WORK TO COMPLETE:
Copy whichever lines contain the string "sasakyan".

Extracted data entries
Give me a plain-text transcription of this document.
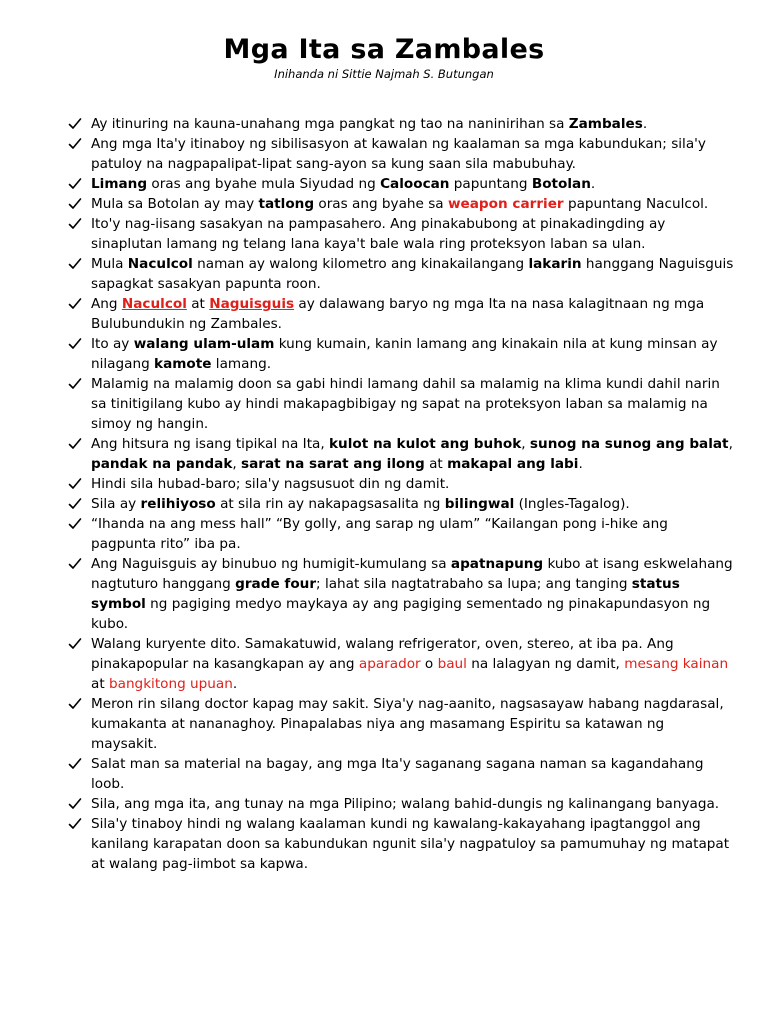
Mga Ita sa Zambales

Inihanda ni Sittie Najmah S. Butungan

Ay itinuring na kauna-unahang mga pangkat ng tao na naninirihan sa Zambales.
Ang mga Ita'y itinaboy ng sibilisasyon at kawalan ng kaalaman sa mga kabundukan; sila'y patuloy na nagpapalipat-lipat sang-ayon sa kung saan sila mabubuhay.
Limang oras ang byahe mula Siyudad ng Caloocan papuntang Botolan.
Mula sa Botolan ay may tatlong oras ang byahe sa weapon carrier papuntang Naculcol.
Ito'y nag-iisang sasakyan na pampasahero. Ang pinakabubong at pinakadingding ay sinaplutan lamang ng telang lana kaya't bale wala ring proteksyon laban sa ulan.
Mula Naculcol naman ay walong kilometro ang kinakailangang lakarin hanggang Naguisguis sapagkat sasakyan papunta roon.
Ang Naculcol at Naguisguis ay dalawang baryo ng mga Ita na nasa kalagitnaan ng mga Bulubundukin ng Zambales.
Ito ay walang ulam-ulam kung kumain, kanin lamang ang kinakain nila at kung minsan ay nilagang kamote lamang.
Malamig na malamig doon sa gabi hindi lamang dahil sa malamig na klima kundi dahil narin sa tinitigilang kubo ay hindi makapagbibigay ng sapat na proteksyon laban sa malamig na simoy ng hangin.
Ang hitsura ng isang tipikal na Ita, kulot na kulot ang buhok, sunog na sunog ang balat, pandak na pandak, sarat na sarat ang ilong at makapal ang labi.
Hindi sila hubad-baro; sila'y nagsusuot din ng damit.
Sila ay relihiyoso at sila rin ay nakapagsasalita ng bilingwal (Ingles-Tagalog).
“Ihanda na ang mess hall” “By golly, ang sarap ng ulam” “Kailangan pong i-hike ang pagpunta rito” iba pa.
Ang Naguisguis ay binubuo ng humigit-kumulang sa apatnapung kubo at isang eskwelahang nagtuturo hanggang grade four; lahat sila nagtatrabaho sa lupa; ang tanging status symbol ng pagiging medyo maykaya ay ang pagiging sementado ng pinakapundasyon ng kubo.
Walang kuryente dito. Samakatuwid, walang refrigerator, oven, stereo, at iba pa. Ang pinakapopular na kasangkapan ay ang aparador o baul na lalagyan ng damit, mesang kainan at bangkitong upuan.
Meron rin silang doctor kapag may sakit. Siya'y nag-aanito, nagsasayaw habang nagdarasal, kumakanta at nananaghoy. Pinapalabas niya ang masamang Espiritu sa katawan ng maysakit.
Salat man sa material na bagay, ang mga Ita'y saganang sagana naman sa kagandahang loob.
Sila, ang mga ita, ang tunay na mga Pilipino; walang bahid-dungis ng kalinangang banyaga.
Sila'y tinaboy hindi ng walang kaalaman kundi ng kawalang-kakayahang ipagtanggol ang kanilang karapatan doon sa kabundukan ngunit sila'y nagpatuloy sa pamumuhay ng matapat at walang pag-iimbot sa kapwa.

FINAL RESULT:
Ito'y nag-iisang sasakyan na pampasahero. Ang pinakabubong at pinakadingding ay sinaplutan lamang ng telang lana kaya't bale wala ring proteksyon laban sa ulan.
Mula Naculcol naman ay walong kilometro ang kinakailangang lakarin hanggang Naguisguis sapagkat sasakyan papunta roon.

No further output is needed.